=== DATASET EXCERPTS ===
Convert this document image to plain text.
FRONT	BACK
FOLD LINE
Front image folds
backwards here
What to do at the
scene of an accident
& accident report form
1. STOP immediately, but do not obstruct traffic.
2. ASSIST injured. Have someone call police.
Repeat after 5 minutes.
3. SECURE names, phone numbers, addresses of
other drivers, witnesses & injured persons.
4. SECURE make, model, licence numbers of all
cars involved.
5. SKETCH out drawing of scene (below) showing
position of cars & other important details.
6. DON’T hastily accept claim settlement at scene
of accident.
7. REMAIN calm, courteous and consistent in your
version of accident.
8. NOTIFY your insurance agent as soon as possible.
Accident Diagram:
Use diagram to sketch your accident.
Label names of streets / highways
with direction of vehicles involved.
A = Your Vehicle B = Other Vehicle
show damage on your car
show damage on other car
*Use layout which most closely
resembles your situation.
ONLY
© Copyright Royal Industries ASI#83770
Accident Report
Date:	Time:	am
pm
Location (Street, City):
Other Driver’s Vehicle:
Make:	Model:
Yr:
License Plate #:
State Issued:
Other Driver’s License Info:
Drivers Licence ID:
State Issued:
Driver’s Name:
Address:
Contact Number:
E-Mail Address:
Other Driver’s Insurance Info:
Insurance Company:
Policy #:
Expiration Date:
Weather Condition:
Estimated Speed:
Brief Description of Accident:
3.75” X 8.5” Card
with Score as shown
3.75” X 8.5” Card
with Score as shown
===
### [WHAT YOU WILL DO]
In the records above, find the lines containing "numbers" and copy them.

### [CORRECT ANSWER]
3. SECURE names, phone numbers, addresses of
4. SECURE make, model, licence numbers of all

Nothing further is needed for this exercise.